Stated task: Every record should be written out exactly, with the pictures left out.

Dataset rows:
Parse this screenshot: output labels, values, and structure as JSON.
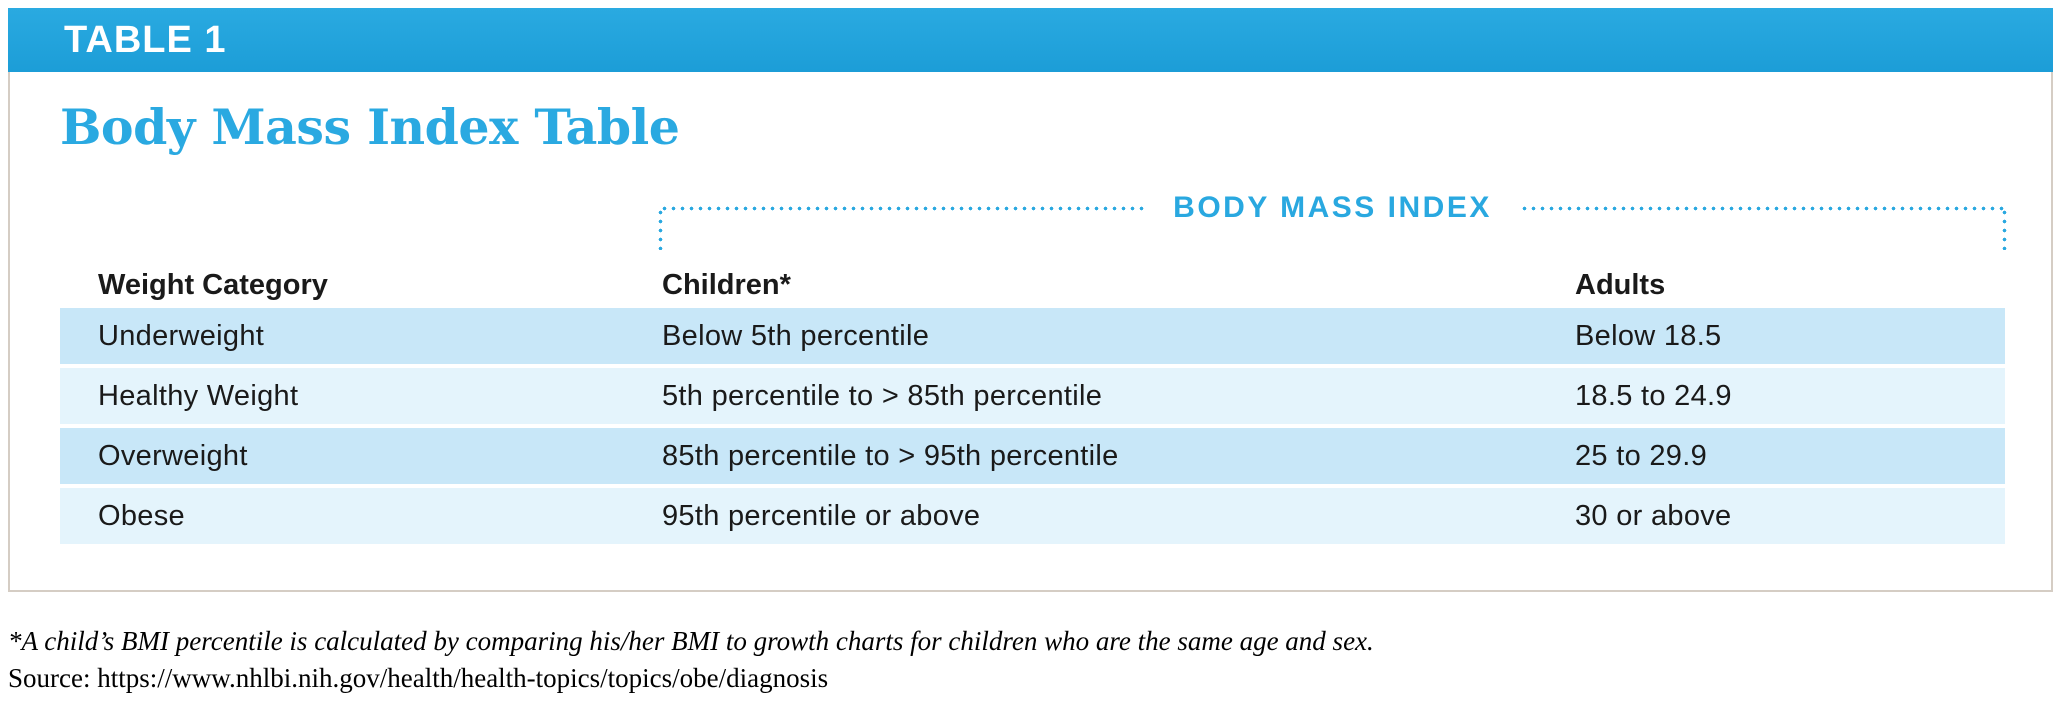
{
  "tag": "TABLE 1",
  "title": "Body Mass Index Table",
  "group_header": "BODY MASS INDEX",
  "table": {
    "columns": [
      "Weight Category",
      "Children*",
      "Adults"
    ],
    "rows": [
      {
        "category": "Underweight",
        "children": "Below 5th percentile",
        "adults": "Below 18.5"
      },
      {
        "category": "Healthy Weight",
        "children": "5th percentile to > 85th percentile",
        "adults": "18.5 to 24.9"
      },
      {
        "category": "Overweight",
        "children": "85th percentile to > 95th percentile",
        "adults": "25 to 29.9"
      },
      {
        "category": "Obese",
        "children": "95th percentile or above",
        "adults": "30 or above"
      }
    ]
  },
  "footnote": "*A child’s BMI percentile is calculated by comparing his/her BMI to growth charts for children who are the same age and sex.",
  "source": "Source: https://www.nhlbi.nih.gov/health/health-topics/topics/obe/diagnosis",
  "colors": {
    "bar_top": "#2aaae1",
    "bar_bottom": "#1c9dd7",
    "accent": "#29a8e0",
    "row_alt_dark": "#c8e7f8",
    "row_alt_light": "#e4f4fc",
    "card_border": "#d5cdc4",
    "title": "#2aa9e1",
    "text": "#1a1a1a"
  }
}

Solution:
Parse this screenshot: output labels, values, and structure as JSON.
{
  "tag": "TABLE 1",
  "title": "Body Mass Index Table",
  "group_header": "BODY MASS INDEX",
  "table": {
    "columns": [
      "Weight Category",
      "Children*",
      "Adults"
    ],
    "rows": [
      {
        "category": "Underweight",
        "children": "Below 5th percentile",
        "adults": "Below 18.5"
      },
      {
        "category": "Healthy Weight",
        "children": "5th percentile to > 85th percentile",
        "adults": "18.5 to 24.9"
      },
      {
        "category": "Overweight",
        "children": "85th percentile to > 95th percentile",
        "adults": "25 to 29.9"
      },
      {
        "category": "Obese",
        "children": "95th percentile or above",
        "adults": "30 or above"
      }
    ]
  },
  "footnote": "*A child’s BMI percentile is calculated by comparing his/her BMI to growth charts for children who are the same age and sex.",
  "source": "Source: https://www.nhlbi.nih.gov/health/health-topics/topics/obe/diagnosis",
  "colors": {
    "bar_top": "#2aaae1",
    "bar_bottom": "#1c9dd7",
    "accent": "#29a8e0",
    "row_alt_dark": "#c8e7f8",
    "row_alt_light": "#e4f4fc",
    "card_border": "#d5cdc4",
    "title": "#2aa9e1",
    "text": "#1a1a1a"
  }
}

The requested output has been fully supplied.